_Hedefler_
**A.** Devlet ve milliyetçilik üzerine metne göre aşağıdaki soruları yanıtlayınız.
(i) Uluslararası burjuva demokratik yapıya sahip müttefiklere hangi iki örnek verilmiştir?
(ii) İç ve dış politikadaki tecrit hangi eğilimleri güçlendirmektedir?
(iii) Soruna etnik ideolojik temelde yaklaşım, TC devletinin hangi yeteneğini yok etmektedir?
**B.** Devlet ve milliyetçilik üzerine metinde "Soruna etnik ideolojik" sözleriyle başlayıp "sınıfların karakterinden kaynaklanmaktadır." sözlerine kadar süren bölümü hiç değiştirmeden yineleyiniz.
**C.** Devlet ve milliyetçilik üzerine metni son cümlesinden sonrasıyla sürdürünüz.

Bu bakış açısı bir yandan kendisini uluslararası burjuva demokratik politik yapılardan (müttefiklerinin ezici bir kısmı bu yapıya sahiptirler ,ABD ve AB gibi) ve  hareketlerden ayırmakta; bir yandan da ülke içerisindeki demokratik eğilim ve hareketlerden ayırmaktadır.Bu  durum iç ve dış politikada devletin daha fazla tecritine yol açmaktadır ki bu ulusal içe kapanıklığı beslemekte ve milliyetçi eğilimleri güçlendirmektedir.

Soruna etnik ideolojik temelde yaklaşım ve bu temelde Türk milliyetçiliğini devlet ve politik sistem içerisinde geliştirme ve güçlendirme ya da statuquo'yu koruma anlayışı, TC devletinin burjuva-demokratik reformlar yapma yeteneğini de yoketmektedir.Devletin reform yapamama yeteneğinin kaynağı ise politik sistemin üzerine oturmuş olduğu toplumsal konsesüsü oluşturan  sınıfların karakterinden kaynaklanmaktadır.

TC devletinin üzerine oturmuş olduğu toplumsal konsesüsü oluşturan sınıf ya da sınıfların tarihsel ve toplumsal karakteri anlaşılmadan devletin gelecekte ortaya koyacağı toplumsal refleksin yapısı da kavranamaz.

[Veri girdileri]
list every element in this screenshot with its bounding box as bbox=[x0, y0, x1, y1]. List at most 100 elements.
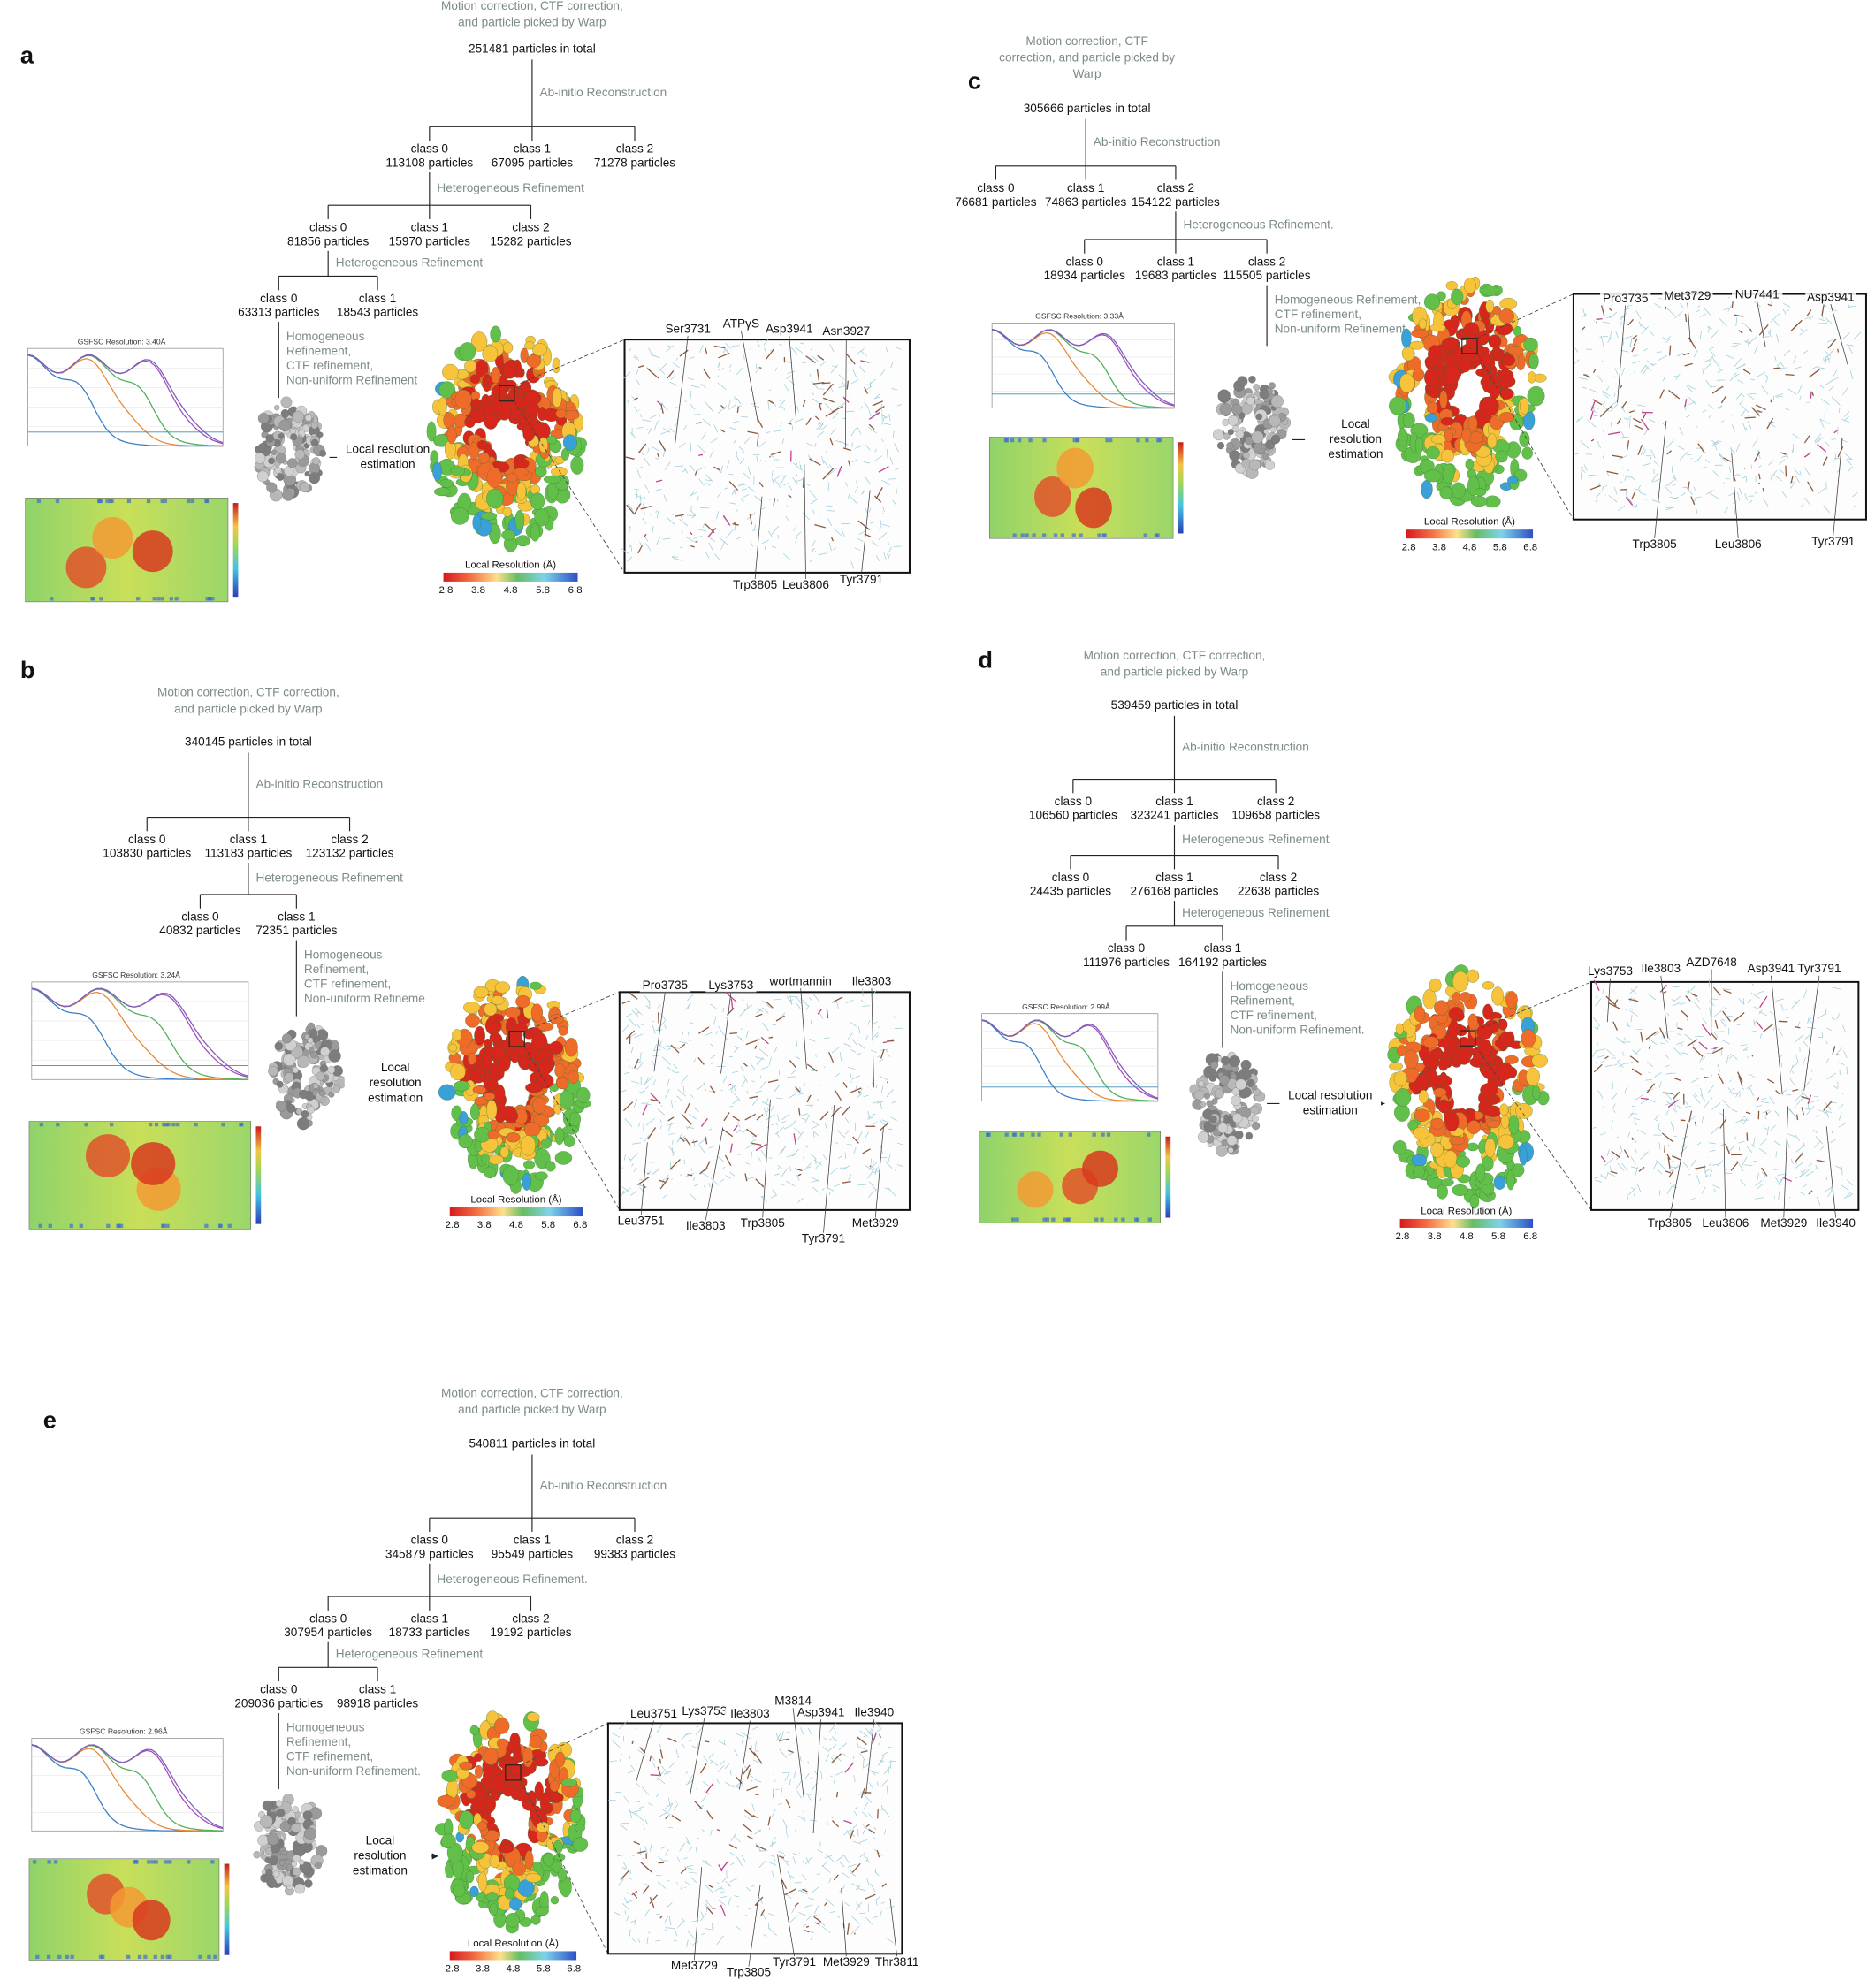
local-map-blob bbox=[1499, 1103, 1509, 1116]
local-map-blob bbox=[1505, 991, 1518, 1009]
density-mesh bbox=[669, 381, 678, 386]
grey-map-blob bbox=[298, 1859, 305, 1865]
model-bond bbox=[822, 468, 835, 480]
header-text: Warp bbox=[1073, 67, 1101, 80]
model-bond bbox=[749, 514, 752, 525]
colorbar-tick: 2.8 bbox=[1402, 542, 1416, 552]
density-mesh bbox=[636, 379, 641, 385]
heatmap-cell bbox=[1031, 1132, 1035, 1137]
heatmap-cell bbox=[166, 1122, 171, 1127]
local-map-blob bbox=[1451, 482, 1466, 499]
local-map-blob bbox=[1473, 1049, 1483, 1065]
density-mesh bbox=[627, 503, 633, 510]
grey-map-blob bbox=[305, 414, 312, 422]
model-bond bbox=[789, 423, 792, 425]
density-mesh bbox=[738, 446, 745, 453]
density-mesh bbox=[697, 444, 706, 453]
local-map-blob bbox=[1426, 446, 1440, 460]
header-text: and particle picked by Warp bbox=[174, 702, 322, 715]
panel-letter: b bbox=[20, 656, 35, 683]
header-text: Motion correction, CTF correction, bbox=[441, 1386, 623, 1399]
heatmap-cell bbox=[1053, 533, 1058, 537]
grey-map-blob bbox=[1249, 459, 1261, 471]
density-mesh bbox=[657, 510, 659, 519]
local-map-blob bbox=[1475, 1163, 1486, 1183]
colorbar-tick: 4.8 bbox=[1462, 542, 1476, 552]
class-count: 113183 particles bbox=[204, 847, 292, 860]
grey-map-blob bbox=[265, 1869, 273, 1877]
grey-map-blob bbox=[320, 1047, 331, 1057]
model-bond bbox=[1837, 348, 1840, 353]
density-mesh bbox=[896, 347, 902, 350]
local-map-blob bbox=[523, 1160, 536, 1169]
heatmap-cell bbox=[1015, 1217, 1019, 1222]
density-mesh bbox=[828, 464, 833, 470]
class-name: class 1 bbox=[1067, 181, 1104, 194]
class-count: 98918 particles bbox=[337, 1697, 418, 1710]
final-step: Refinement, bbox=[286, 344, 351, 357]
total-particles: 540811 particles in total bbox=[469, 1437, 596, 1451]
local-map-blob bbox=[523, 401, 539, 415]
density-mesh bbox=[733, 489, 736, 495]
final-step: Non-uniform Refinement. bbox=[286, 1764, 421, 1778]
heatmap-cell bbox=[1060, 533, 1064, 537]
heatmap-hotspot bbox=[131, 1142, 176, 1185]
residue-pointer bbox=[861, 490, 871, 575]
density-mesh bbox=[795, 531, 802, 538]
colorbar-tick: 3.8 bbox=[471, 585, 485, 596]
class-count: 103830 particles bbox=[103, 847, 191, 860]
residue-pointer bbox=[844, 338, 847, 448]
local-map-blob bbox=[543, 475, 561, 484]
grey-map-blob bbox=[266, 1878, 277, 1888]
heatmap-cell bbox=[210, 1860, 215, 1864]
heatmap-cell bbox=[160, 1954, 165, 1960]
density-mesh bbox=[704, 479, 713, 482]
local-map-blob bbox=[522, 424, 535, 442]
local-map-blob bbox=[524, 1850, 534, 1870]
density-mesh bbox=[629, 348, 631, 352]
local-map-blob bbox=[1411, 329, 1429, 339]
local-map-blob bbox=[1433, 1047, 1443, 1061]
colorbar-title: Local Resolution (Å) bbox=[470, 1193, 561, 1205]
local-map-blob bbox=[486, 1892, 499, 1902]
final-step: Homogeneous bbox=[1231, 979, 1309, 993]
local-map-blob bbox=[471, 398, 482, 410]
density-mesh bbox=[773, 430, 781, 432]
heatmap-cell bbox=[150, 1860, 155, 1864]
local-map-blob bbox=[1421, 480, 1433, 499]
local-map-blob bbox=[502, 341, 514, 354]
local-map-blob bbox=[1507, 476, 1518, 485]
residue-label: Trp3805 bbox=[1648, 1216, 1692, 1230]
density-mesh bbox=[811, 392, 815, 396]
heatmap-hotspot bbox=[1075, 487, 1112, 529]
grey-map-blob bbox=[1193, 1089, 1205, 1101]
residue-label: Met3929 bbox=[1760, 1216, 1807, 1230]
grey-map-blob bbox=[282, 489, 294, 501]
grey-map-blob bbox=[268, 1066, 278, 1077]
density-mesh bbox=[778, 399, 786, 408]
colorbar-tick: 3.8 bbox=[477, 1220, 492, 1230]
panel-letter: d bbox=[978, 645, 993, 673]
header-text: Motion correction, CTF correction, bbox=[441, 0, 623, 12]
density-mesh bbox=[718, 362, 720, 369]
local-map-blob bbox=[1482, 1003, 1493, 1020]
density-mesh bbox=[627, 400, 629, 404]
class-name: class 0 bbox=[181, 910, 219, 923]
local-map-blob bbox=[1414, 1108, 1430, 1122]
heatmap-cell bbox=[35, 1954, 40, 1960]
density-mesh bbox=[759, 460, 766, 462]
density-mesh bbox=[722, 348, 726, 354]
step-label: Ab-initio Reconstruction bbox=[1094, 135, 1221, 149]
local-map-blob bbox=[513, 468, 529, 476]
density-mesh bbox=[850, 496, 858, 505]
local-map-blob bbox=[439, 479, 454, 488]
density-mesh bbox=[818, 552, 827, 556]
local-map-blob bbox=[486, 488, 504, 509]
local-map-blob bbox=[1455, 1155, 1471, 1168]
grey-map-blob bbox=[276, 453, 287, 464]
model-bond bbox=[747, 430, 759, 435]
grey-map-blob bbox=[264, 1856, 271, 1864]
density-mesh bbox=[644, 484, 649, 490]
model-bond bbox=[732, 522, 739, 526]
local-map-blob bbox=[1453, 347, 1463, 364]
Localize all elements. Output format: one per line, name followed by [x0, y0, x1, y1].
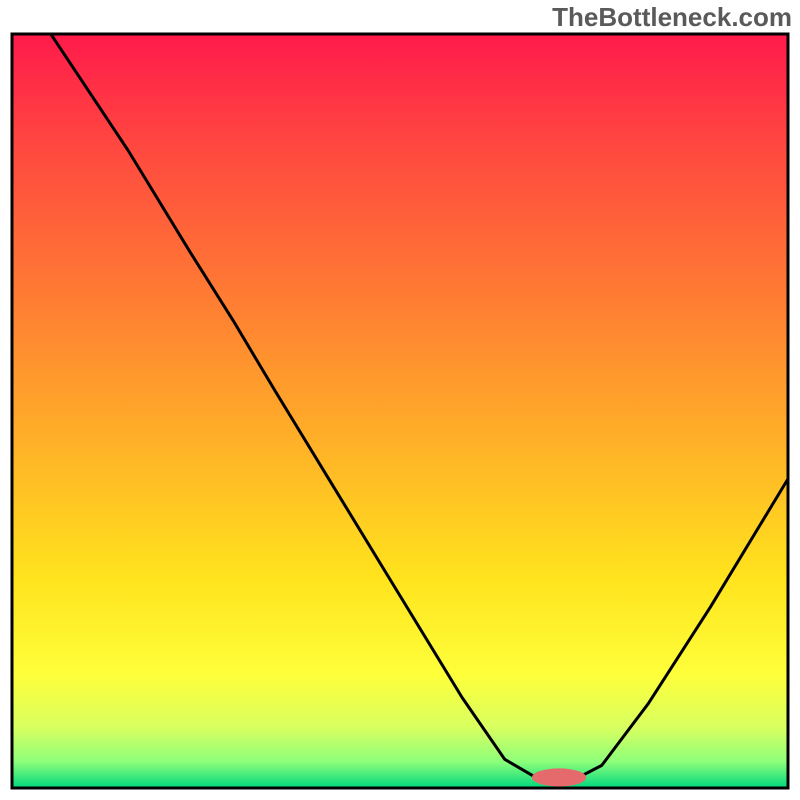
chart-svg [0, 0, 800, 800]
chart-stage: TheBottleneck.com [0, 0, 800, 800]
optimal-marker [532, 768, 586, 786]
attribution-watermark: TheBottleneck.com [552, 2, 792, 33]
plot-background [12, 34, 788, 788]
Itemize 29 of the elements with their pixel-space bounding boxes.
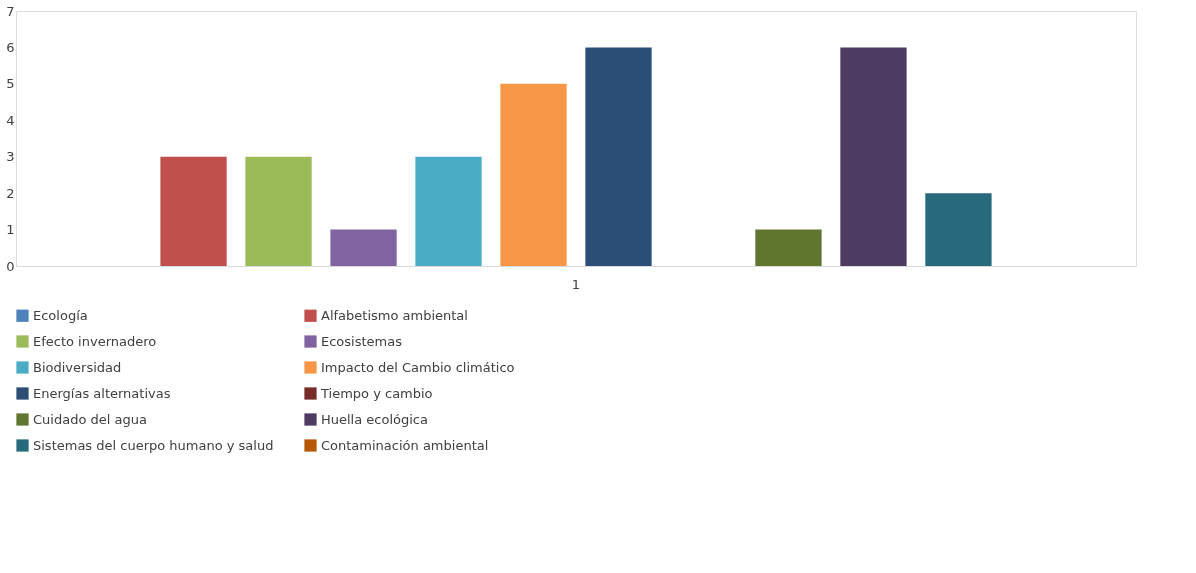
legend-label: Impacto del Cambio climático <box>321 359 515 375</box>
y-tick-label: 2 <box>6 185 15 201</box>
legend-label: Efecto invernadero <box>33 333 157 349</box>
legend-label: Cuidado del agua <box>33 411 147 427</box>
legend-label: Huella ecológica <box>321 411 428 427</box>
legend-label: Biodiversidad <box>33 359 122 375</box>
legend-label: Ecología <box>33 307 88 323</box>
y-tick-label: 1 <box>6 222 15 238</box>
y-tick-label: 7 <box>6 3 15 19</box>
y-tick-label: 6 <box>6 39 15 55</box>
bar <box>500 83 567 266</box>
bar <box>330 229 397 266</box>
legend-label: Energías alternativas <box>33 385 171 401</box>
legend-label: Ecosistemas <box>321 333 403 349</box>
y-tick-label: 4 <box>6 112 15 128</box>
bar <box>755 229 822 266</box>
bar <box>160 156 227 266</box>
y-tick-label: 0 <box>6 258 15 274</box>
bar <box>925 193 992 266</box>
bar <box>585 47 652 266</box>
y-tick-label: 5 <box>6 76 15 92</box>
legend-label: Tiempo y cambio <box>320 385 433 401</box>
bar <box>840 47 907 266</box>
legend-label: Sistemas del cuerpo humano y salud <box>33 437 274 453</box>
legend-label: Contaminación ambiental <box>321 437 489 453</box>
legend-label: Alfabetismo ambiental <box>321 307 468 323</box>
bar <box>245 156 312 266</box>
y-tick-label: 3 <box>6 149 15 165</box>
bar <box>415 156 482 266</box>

_Görev Çıktıları_
**A.**
(i) ABD ve AB.
(ii) Milliyetçi eğilimleri.
(iii) Burjuva-demokratik reformlar yapma yeteneğini.

**B.**
Soruna etnik ideolojik temelde yaklaşım ve bu temelde Türk milliyetçiliğini devlet ve politik sistem içerisinde geliştirme ve güçlendirme ya da statuquo'yu koruma anlayışı, TC devletinin burjuva-demokratik reformlar yapma yeteneğini de yoketmektedir.Devletin reform yapamama yeteneğinin kaynağı ise politik sistemin üzerine oturmuş olduğu toplumsal konsesüsü oluşturan  sınıfların karakterinden kaynaklanmaktadır.

**C.**
TC devleti Türk İşbirlikçi Tekelci Burjuvazisinin (TİTB) devletidir ve politik yapısı ise bu sınıfın evrimine ve dünya emperyalist sistemi içerisindeki yerine sıkı sıkıya bağlıdır.TİTB ara bir toplumsal katmandır ve onun ideolojik ve politik ufku da bu ara toplumsal katmanın dar ufku ile sınırlıdır.

TİTB uluslararası tekelci sermayenin gelişimine paralel olarak bağımlı ülkelerde ortaya çıkan bir toplumsal ekonomik katmandır.Bugüne kadar ekonomik gelişimini,  politik alanda sürekli burjuva demokrasisini bastırarak elde etmiş ve bu bastırmanın ideolojik ve politik ifadesi ya da karakteri Türk milliyetçiliği ve faşizm olmuştur.

TİTB politik iktidarını,kendi sınıfının bütün katmanlarını bir tek politik blok halinde birarada tutmayla,liberal burjuvazinin bir kesimini de kendi müttefiği olarak kazanma ile ve de uluslararası alanda özellikle ABD ve AB emperyalistlerine dayanarak ayakta tutmaktadır.

Uluslararası ölçekte  giderek sermayenin yoğunlaşması ve bu temelde de giderek merkezileşmesi,uluslararası tekellerin giderek nüfuz alanlarını daha da genişletmesine ve bu temelde de dünyanın çeşitli yerlerinde nüfuz alanlarının tekrar bölüşülmesi sorununu yakıcı bir şekilde gündeme getirmiştir.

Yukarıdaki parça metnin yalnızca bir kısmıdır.